- REQUIREMENTS
Rewrite the records below, changing every "terrain-stripe" to "terrain-band" and leaving everything else as it is.

-- Begin --

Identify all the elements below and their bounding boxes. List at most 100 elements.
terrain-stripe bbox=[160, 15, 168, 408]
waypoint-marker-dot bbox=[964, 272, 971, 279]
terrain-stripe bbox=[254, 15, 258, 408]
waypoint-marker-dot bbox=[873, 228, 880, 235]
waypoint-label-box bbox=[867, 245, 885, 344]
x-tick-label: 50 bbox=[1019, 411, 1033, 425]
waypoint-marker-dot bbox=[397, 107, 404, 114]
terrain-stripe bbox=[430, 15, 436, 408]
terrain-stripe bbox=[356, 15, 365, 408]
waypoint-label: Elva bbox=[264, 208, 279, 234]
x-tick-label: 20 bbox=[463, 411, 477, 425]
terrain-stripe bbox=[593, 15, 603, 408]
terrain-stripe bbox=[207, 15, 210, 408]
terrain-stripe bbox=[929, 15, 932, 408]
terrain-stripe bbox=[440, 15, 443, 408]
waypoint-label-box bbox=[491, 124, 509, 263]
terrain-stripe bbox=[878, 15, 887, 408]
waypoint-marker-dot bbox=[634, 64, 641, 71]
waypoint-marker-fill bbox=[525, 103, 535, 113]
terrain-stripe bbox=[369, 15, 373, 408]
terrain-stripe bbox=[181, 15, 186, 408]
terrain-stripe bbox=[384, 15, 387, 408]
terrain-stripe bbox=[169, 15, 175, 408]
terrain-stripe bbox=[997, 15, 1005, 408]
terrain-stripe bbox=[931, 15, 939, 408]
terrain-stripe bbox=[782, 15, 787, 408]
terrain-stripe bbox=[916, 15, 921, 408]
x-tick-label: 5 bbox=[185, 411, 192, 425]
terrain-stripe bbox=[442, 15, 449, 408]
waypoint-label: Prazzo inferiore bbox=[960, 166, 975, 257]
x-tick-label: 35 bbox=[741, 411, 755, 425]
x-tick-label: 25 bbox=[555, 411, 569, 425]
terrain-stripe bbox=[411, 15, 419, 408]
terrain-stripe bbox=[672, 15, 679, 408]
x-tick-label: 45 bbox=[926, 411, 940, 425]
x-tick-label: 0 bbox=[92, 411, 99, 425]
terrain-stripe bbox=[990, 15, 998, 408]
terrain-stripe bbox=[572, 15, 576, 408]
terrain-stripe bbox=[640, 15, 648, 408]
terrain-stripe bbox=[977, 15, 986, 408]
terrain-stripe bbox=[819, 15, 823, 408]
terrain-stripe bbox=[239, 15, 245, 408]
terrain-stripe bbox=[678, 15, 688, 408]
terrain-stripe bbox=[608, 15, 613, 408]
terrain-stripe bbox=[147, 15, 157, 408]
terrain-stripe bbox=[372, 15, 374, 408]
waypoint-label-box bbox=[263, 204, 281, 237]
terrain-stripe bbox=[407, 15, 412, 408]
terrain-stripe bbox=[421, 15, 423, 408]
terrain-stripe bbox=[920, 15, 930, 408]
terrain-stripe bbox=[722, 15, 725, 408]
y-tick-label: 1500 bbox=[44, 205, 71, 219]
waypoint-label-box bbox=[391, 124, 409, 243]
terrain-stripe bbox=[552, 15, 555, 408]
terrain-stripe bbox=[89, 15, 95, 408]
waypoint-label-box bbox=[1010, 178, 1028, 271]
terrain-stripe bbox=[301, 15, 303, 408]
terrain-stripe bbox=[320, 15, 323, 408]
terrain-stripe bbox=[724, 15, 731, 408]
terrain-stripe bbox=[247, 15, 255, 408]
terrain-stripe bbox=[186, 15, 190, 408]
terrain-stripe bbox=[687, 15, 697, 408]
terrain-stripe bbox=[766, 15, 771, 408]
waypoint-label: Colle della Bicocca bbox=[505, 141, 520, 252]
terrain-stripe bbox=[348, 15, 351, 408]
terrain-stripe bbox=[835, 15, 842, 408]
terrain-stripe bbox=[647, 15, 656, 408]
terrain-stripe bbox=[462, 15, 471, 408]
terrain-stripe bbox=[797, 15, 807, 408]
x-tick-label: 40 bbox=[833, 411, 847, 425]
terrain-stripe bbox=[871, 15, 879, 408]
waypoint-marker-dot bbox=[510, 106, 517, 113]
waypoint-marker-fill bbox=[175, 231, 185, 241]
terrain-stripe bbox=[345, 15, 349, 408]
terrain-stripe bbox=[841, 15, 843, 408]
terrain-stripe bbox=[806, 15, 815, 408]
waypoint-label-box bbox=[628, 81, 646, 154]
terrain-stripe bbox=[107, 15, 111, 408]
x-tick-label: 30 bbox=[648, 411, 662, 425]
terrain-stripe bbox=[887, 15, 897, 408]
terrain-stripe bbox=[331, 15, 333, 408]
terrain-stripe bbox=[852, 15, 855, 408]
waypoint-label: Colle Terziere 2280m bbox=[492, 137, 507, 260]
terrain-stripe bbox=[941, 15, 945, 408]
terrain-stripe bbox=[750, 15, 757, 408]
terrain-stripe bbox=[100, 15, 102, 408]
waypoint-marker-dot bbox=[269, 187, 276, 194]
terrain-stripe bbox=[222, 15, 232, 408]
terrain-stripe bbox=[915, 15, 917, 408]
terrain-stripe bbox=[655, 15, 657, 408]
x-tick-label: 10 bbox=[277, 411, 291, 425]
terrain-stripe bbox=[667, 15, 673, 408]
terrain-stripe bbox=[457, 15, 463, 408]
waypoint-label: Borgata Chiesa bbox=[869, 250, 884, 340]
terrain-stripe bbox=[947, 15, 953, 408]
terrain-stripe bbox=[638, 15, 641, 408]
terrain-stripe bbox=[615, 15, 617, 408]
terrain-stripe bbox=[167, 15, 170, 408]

-- End --

- RESULT OF THE EXERCISE
Identify all the elements below and their bounding boxes. List at most 100 elements.
terrain-band bbox=[160, 15, 168, 408]
waypoint-marker-dot bbox=[964, 272, 971, 279]
terrain-band bbox=[254, 15, 258, 408]
waypoint-marker-dot bbox=[873, 228, 880, 235]
waypoint-label-box bbox=[867, 245, 885, 344]
x-tick-label: 50 bbox=[1019, 411, 1033, 425]
waypoint-marker-dot bbox=[397, 107, 404, 114]
terrain-band bbox=[430, 15, 436, 408]
terrain-band bbox=[356, 15, 365, 408]
waypoint-label: Elva bbox=[264, 208, 279, 234]
x-tick-label: 20 bbox=[463, 411, 477, 425]
terrain-band bbox=[593, 15, 603, 408]
terrain-band bbox=[207, 15, 210, 408]
terrain-band bbox=[929, 15, 932, 408]
terrain-band bbox=[440, 15, 443, 408]
waypoint-label-box bbox=[491, 124, 509, 263]
terrain-band bbox=[878, 15, 887, 408]
waypoint-marker-dot bbox=[634, 64, 641, 71]
waypoint-marker-fill bbox=[525, 103, 535, 113]
terrain-band bbox=[369, 15, 373, 408]
terrain-band bbox=[181, 15, 186, 408]
terrain-band bbox=[384, 15, 387, 408]
terrain-band bbox=[169, 15, 175, 408]
terrain-band bbox=[997, 15, 1005, 408]
terrain-band bbox=[931, 15, 939, 408]
terrain-band bbox=[782, 15, 787, 408]
terrain-band bbox=[916, 15, 921, 408]
x-tick-label: 5 bbox=[185, 411, 192, 425]
terrain-band bbox=[442, 15, 449, 408]
waypoint-label: Prazzo inferiore bbox=[960, 166, 975, 257]
x-tick-label: 35 bbox=[741, 411, 755, 425]
x-tick-label: 25 bbox=[555, 411, 569, 425]
terrain-band bbox=[411, 15, 419, 408]
terrain-band bbox=[672, 15, 679, 408]
x-tick-label: 45 bbox=[926, 411, 940, 425]
x-tick-label: 0 bbox=[92, 411, 99, 425]
terrain-band bbox=[990, 15, 998, 408]
terrain-band bbox=[572, 15, 576, 408]
terrain-band bbox=[640, 15, 648, 408]
terrain-band bbox=[977, 15, 986, 408]
terrain-band bbox=[819, 15, 823, 408]
terrain-band bbox=[239, 15, 245, 408]
terrain-band bbox=[678, 15, 688, 408]
terrain-band bbox=[608, 15, 613, 408]
terrain-band bbox=[147, 15, 157, 408]
terrain-band bbox=[372, 15, 374, 408]
waypoint-label-box bbox=[263, 204, 281, 237]
terrain-band bbox=[407, 15, 412, 408]
terrain-band bbox=[421, 15, 423, 408]
terrain-band bbox=[920, 15, 930, 408]
terrain-band bbox=[722, 15, 725, 408]
y-tick-label: 1500 bbox=[44, 205, 71, 219]
waypoint-label-box bbox=[391, 124, 409, 243]
terrain-band bbox=[552, 15, 555, 408]
terrain-band bbox=[89, 15, 95, 408]
waypoint-label-box bbox=[1010, 178, 1028, 271]
terrain-band bbox=[301, 15, 303, 408]
terrain-band bbox=[320, 15, 323, 408]
terrain-band bbox=[724, 15, 731, 408]
terrain-band bbox=[247, 15, 255, 408]
terrain-band bbox=[186, 15, 190, 408]
terrain-band bbox=[687, 15, 697, 408]
terrain-band bbox=[766, 15, 771, 408]
waypoint-label: Colle della Bicocca bbox=[505, 141, 520, 252]
terrain-band bbox=[348, 15, 351, 408]
terrain-band bbox=[835, 15, 842, 408]
terrain-band bbox=[647, 15, 656, 408]
terrain-band bbox=[462, 15, 471, 408]
terrain-band bbox=[797, 15, 807, 408]
x-tick-label: 40 bbox=[833, 411, 847, 425]
terrain-band bbox=[871, 15, 879, 408]
waypoint-marker-dot bbox=[510, 106, 517, 113]
waypoint-marker-fill bbox=[175, 231, 185, 241]
terrain-band bbox=[345, 15, 349, 408]
terrain-band bbox=[841, 15, 843, 408]
terrain-band bbox=[806, 15, 815, 408]
waypoint-label-box bbox=[628, 81, 646, 154]
terrain-band bbox=[107, 15, 111, 408]
x-tick-label: 30 bbox=[648, 411, 662, 425]
terrain-band bbox=[887, 15, 897, 408]
terrain-band bbox=[331, 15, 333, 408]
terrain-band bbox=[852, 15, 855, 408]
waypoint-label: Colle Terziere 2280m bbox=[492, 137, 507, 260]
terrain-band bbox=[941, 15, 945, 408]
terrain-band bbox=[750, 15, 757, 408]
terrain-band bbox=[100, 15, 102, 408]
waypoint-marker-dot bbox=[269, 187, 276, 194]
terrain-band bbox=[222, 15, 232, 408]
terrain-band bbox=[915, 15, 917, 408]
terrain-band bbox=[655, 15, 657, 408]
x-tick-label: 10 bbox=[277, 411, 291, 425]
terrain-band bbox=[667, 15, 673, 408]
terrain-band bbox=[457, 15, 463, 408]
waypoint-label: Borgata Chiesa bbox=[869, 250, 884, 340]
terrain-band bbox=[947, 15, 953, 408]
terrain-band bbox=[638, 15, 641, 408]
terrain-band bbox=[615, 15, 617, 408]
terrain-band bbox=[167, 15, 170, 408]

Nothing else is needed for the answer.